TASK DIRECTIONS
Write out the full set of records below exactly.

*** EXCERPTED DATA

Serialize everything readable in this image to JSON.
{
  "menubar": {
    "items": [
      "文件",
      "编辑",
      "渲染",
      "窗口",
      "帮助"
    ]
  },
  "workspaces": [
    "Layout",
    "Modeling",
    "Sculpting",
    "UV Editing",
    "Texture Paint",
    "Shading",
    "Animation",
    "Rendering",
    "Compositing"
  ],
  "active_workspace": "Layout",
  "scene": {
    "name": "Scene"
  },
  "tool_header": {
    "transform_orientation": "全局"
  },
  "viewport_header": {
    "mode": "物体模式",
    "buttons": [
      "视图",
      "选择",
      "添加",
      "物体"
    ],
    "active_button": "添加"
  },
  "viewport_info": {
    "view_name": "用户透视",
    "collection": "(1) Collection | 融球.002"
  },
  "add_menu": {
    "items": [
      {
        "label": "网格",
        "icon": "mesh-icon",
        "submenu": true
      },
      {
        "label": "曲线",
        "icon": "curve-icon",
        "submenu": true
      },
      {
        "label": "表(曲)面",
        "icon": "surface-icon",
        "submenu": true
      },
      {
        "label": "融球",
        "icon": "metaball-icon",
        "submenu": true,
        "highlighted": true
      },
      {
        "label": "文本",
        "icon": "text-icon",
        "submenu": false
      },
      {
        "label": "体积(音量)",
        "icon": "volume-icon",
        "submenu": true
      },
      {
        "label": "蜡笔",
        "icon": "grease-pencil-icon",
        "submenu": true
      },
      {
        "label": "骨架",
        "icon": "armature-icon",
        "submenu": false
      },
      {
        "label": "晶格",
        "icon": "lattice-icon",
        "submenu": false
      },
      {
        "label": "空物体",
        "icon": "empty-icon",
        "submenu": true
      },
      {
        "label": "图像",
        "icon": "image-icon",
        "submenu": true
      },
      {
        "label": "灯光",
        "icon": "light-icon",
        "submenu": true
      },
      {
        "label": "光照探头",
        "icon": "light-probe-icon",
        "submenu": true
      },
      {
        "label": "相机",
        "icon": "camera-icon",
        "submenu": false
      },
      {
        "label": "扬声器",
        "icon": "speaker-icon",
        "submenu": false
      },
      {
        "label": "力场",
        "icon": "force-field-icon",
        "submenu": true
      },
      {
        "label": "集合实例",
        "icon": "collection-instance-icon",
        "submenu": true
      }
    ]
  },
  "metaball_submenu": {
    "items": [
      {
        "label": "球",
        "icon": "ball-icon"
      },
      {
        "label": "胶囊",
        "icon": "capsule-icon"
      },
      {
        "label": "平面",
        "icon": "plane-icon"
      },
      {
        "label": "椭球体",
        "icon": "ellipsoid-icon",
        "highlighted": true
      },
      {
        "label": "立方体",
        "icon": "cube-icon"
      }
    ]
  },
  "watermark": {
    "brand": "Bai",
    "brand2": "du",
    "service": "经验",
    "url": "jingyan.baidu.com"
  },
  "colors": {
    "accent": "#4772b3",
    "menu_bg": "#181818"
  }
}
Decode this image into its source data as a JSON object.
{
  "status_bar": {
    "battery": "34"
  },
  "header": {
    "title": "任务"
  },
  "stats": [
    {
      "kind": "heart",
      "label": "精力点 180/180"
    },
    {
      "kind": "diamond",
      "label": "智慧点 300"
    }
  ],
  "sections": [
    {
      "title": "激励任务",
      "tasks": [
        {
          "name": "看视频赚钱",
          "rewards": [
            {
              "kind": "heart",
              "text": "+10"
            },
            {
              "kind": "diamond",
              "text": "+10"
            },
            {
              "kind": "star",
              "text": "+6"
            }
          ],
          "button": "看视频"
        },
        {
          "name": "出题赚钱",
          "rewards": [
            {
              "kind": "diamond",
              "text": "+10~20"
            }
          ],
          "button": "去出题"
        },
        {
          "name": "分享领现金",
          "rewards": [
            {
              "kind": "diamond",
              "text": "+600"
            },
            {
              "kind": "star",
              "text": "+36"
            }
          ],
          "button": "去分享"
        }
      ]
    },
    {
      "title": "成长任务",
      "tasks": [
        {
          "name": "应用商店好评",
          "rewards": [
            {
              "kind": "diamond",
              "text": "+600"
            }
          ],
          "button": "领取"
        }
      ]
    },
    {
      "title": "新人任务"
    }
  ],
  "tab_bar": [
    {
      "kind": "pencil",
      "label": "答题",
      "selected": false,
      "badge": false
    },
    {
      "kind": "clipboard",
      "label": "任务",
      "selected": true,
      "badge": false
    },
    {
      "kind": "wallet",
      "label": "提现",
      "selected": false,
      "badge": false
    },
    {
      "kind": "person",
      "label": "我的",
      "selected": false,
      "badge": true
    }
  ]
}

******

TASK RESULT
Serialize everything readable in this image to JSON.
{
  "menubar": {
    "items": [
      "文件",
      "编辑",
      "渲染",
      "窗口",
      "帮助"
    ]
  },
  "workspaces": [
    "Layout",
    "Modeling",
    "Sculpting",
    "UV Editing",
    "Texture Paint",
    "Shading",
    "Animation",
    "Rendering",
    "Compositing"
  ],
  "active_workspace": "Layout",
  "scene": {
    "name": "Scene"
  },
  "tool_header": {
    "transform_orientation": "全局"
  },
  "viewport_header": {
    "mode": "物体模式",
    "buttons": [
      "视图",
      "选择",
      "添加",
      "物体"
    ],
    "active_button": "添加"
  },
  "viewport_info": {
    "view_name": "用户透视",
    "collection": "(1) Collection | 融球.002"
  },
  "add_menu": {
    "items": [
      {
        "label": "网格",
        "icon": "mesh-icon",
        "submenu": true
      },
      {
        "label": "曲线",
        "icon": "curve-icon",
        "submenu": true
      },
      {
        "label": "表(曲)面",
        "icon": "surface-icon",
        "submenu": true
      },
      {
        "label": "融球",
        "icon": "metaball-icon",
        "submenu": true,
        "highlighted": true
      },
      {
        "label": "文本",
        "icon": "text-icon",
        "submenu": false
      },
      {
        "label": "体积(音量)",
        "icon": "volume-icon",
        "submenu": true
      },
      {
        "label": "蜡笔",
        "icon": "grease-pencil-icon",
        "submenu": true
      },
      {
        "label": "骨架",
        "icon": "armature-icon",
        "submenu": false
      },
      {
        "label": "晶格",
        "icon": "lattice-icon",
        "submenu": false
      },
      {
        "label": "空物体",
        "icon": "empty-icon",
        "submenu": true
      },
      {
        "label": "图像",
        "icon": "image-icon",
        "submenu": true
      },
      {
        "label": "灯光",
        "icon": "light-icon",
        "submenu": true
      },
      {
        "label": "光照探头",
        "icon": "light-probe-icon",
        "submenu": true
      },
      {
        "label": "相机",
        "icon": "camera-icon",
        "submenu": false
      },
      {
        "label": "扬声器",
        "icon": "speaker-icon",
        "submenu": false
      },
      {
        "label": "力场",
        "icon": "force-field-icon",
        "submenu": true
      },
      {
        "label": "集合实例",
        "icon": "collection-instance-icon",
        "submenu": true
      }
    ]
  },
  "metaball_submenu": {
    "items": [
      {
        "label": "球",
        "icon": "ball-icon"
      },
      {
        "label": "胶囊",
        "icon": "capsule-icon"
      },
      {
        "label": "平面",
        "icon": "plane-icon"
      },
      {
        "label": "椭球体",
        "icon": "ellipsoid-icon",
        "highlighted": true
      },
      {
        "label": "立方体",
        "icon": "cube-icon"
      }
    ]
  },
  "watermark": {
    "brand": "Bai",
    "brand2": "du",
    "service": "经验",
    "url": "jingyan.baidu.com"
  },
  "colors": {
    "accent": "#4772b3",
    "menu_bg": "#181818"
  }
}
Decode this image into its source data as a JSON object.
{
  "status_bar": {
    "battery": "34"
  },
  "header": {
    "title": "任务"
  },
  "stats": [
    {
      "kind": "heart",
      "label": "精力点 180/180"
    },
    {
      "kind": "diamond",
      "label": "智慧点 300"
    }
  ],
  "sections": [
    {
      "title": "激励任务",
      "tasks": [
        {
          "name": "看视频赚钱",
          "rewards": [
            {
              "kind": "heart",
              "text": "+10"
            },
            {
              "kind": "diamond",
              "text": "+10"
            },
            {
              "kind": "star",
              "text": "+6"
            }
          ],
          "button": "看视频"
        },
        {
          "name": "出题赚钱",
          "rewards": [
            {
              "kind": "diamond",
              "text": "+10~20"
            }
          ],
          "button": "去出题"
        },
        {
          "name": "分享领现金",
          "rewards": [
            {
              "kind": "diamond",
              "text": "+600"
            },
            {
              "kind": "star",
              "text": "+36"
            }
          ],
          "button": "去分享"
        }
      ]
    },
    {
      "title": "成长任务",
      "tasks": [
        {
          "name": "应用商店好评",
          "rewards": [
            {
              "kind": "diamond",
              "text": "+600"
            }
          ],
          "button": "领取"
        }
      ]
    },
    {
      "title": "新人任务"
    }
  ],
  "tab_bar": [
    {
      "kind": "pencil",
      "label": "答题",
      "selected": false,
      "badge": false
    },
    {
      "kind": "clipboard",
      "label": "任务",
      "selected": true,
      "badge": false
    },
    {
      "kind": "wallet",
      "label": "提现",
      "selected": false,
      "badge": false
    },
    {
      "kind": "person",
      "label": "我的",
      "selected": false,
      "badge": true
    }
  ]
}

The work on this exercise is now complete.